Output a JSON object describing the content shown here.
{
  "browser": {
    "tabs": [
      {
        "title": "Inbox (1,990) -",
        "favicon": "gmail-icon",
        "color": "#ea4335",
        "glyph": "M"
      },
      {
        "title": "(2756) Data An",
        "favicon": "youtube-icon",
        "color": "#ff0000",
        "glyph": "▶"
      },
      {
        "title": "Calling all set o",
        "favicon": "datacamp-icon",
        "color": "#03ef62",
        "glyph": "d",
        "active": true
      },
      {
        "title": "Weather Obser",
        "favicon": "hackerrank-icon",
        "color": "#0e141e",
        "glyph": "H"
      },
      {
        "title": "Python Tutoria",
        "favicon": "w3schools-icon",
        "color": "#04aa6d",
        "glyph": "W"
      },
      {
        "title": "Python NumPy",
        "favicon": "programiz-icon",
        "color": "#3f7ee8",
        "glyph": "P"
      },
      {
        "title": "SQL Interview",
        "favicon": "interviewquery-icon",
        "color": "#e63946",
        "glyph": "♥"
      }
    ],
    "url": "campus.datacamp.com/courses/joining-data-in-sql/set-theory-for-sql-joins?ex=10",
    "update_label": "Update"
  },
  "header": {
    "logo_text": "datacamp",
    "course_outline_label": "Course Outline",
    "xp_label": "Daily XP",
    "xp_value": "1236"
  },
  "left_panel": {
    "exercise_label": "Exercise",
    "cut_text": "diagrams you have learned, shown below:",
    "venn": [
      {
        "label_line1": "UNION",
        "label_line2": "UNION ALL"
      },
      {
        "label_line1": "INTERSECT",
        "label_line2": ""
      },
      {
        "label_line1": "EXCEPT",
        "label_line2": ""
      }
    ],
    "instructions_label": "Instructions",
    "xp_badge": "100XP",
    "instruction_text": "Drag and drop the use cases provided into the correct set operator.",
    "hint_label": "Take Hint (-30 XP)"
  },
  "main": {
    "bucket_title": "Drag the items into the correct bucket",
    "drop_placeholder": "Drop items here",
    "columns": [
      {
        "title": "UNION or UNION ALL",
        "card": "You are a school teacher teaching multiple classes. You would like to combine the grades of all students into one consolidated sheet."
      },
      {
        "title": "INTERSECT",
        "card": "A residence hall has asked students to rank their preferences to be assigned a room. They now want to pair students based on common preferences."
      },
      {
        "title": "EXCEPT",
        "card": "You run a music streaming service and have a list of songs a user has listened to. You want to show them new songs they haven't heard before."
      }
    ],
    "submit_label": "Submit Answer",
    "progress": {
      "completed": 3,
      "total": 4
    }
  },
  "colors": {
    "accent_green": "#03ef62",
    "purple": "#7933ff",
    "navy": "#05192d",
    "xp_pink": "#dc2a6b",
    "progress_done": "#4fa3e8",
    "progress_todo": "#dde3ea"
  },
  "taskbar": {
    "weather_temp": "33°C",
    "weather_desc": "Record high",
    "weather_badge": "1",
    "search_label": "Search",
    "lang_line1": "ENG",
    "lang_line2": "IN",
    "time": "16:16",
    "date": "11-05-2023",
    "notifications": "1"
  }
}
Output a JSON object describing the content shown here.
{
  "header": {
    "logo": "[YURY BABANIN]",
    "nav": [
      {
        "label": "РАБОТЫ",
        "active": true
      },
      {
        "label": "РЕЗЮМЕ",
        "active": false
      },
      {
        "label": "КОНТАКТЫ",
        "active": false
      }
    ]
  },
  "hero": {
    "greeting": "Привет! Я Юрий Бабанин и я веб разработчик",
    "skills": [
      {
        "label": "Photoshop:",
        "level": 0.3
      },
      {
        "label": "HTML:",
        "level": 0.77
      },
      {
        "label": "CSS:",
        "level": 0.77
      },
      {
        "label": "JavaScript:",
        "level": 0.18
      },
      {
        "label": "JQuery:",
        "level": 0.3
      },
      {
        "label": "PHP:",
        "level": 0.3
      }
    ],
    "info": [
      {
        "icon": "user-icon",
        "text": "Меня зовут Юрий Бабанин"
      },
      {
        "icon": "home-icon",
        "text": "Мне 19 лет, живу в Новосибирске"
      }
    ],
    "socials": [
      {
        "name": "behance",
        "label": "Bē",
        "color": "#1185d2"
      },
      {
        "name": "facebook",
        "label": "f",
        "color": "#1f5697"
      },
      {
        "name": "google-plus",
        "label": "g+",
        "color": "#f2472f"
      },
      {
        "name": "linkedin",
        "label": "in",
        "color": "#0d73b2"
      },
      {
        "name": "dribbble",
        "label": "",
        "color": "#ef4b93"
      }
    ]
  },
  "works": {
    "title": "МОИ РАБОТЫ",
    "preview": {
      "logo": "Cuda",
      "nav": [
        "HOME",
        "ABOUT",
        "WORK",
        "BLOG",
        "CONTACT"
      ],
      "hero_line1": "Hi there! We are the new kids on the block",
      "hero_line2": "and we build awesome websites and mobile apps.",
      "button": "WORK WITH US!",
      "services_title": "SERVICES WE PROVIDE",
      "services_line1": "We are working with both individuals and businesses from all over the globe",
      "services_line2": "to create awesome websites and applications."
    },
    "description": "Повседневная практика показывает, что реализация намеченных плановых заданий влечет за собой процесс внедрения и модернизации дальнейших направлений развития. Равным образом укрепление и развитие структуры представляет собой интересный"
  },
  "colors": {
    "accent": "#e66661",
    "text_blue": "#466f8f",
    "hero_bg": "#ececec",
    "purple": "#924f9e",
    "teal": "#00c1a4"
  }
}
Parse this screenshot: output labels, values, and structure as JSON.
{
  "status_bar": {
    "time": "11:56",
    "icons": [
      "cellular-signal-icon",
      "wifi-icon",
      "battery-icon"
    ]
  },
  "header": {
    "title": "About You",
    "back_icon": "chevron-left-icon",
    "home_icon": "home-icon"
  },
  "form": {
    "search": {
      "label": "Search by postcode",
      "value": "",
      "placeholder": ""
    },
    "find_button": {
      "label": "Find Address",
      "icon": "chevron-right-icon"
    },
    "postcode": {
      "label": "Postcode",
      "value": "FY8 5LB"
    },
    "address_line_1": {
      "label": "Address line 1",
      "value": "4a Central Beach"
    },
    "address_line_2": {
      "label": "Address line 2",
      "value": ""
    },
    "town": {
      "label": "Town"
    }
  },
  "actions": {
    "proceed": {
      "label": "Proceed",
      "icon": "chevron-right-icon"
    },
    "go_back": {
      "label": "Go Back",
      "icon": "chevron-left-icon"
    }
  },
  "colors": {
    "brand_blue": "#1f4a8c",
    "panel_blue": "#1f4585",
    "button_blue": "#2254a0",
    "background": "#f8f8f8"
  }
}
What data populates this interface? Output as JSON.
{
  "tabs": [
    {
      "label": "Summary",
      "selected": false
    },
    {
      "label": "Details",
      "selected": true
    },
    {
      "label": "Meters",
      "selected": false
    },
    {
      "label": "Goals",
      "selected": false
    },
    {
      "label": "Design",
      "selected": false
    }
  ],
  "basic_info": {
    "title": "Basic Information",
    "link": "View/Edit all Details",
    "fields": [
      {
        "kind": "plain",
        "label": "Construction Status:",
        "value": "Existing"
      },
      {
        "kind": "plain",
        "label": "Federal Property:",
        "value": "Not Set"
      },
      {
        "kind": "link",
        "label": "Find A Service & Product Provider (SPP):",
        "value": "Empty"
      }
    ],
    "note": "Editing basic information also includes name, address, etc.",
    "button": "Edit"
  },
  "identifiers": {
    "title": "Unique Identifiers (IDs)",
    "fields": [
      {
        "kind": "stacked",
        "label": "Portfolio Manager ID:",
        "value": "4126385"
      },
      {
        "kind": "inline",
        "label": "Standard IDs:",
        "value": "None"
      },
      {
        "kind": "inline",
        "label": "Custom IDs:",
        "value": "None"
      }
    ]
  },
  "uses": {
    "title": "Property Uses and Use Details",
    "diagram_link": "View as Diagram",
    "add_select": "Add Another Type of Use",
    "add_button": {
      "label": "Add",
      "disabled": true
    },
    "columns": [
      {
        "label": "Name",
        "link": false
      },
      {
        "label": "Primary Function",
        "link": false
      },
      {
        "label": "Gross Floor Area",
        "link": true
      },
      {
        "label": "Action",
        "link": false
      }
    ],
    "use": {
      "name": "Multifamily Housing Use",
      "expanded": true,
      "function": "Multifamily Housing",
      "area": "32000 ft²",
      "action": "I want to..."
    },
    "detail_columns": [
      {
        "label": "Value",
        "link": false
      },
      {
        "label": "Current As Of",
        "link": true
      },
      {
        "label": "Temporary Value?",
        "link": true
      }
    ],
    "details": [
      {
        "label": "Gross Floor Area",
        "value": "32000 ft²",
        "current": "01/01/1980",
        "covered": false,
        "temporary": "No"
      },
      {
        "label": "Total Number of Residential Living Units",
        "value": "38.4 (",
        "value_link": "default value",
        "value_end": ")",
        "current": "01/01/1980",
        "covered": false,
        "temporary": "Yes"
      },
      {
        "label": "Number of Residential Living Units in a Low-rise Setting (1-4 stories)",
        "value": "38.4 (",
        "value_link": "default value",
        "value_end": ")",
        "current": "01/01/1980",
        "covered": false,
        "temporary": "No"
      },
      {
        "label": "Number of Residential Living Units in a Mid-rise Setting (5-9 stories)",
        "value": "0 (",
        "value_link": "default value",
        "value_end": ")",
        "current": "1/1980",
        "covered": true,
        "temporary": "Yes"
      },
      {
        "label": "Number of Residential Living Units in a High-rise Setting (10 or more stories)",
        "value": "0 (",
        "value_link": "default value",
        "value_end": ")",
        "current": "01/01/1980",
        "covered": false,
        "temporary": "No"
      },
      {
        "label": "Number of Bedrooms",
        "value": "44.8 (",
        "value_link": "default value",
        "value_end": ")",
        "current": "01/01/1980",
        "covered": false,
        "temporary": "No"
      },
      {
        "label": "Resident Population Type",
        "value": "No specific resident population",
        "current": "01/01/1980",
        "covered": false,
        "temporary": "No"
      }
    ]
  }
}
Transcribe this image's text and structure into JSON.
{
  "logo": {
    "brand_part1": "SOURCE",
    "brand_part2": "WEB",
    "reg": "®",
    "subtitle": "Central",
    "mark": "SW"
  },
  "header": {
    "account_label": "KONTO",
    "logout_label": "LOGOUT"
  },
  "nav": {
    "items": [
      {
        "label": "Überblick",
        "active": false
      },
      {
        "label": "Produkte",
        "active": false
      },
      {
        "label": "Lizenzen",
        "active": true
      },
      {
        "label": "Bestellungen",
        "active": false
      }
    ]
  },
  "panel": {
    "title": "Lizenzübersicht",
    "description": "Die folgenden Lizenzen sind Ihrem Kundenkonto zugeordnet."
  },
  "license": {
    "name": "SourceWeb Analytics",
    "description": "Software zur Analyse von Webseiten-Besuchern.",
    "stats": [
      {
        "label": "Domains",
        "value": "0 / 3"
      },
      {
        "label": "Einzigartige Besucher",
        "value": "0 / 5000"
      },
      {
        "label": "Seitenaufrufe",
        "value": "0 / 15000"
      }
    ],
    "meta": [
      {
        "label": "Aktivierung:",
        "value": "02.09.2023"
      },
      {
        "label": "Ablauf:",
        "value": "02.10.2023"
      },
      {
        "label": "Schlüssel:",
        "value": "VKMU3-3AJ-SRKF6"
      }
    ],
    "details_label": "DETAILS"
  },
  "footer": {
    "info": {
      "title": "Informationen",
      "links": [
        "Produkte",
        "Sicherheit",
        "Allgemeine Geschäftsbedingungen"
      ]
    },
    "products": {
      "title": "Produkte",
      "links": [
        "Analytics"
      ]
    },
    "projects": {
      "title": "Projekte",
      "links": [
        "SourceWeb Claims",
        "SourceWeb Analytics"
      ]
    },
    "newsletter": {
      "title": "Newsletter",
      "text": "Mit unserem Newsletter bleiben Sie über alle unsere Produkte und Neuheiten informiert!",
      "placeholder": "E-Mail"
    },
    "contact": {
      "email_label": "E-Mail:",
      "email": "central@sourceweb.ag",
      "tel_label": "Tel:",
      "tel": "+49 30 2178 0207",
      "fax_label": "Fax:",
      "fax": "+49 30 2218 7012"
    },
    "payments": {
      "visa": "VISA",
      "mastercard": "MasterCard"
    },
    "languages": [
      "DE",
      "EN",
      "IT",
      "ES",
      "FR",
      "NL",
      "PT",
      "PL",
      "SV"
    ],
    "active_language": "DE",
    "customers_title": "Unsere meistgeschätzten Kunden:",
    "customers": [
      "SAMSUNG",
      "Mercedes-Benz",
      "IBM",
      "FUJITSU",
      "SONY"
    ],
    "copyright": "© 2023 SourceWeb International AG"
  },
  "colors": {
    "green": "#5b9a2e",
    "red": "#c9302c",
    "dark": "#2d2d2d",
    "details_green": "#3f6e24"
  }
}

■ **Exercise aim**: Gather from the records above every line containing the string "Type".

■ **Answer**:
    "add_select": "Add Another Type of Use",
        "label": "Resident Population Type",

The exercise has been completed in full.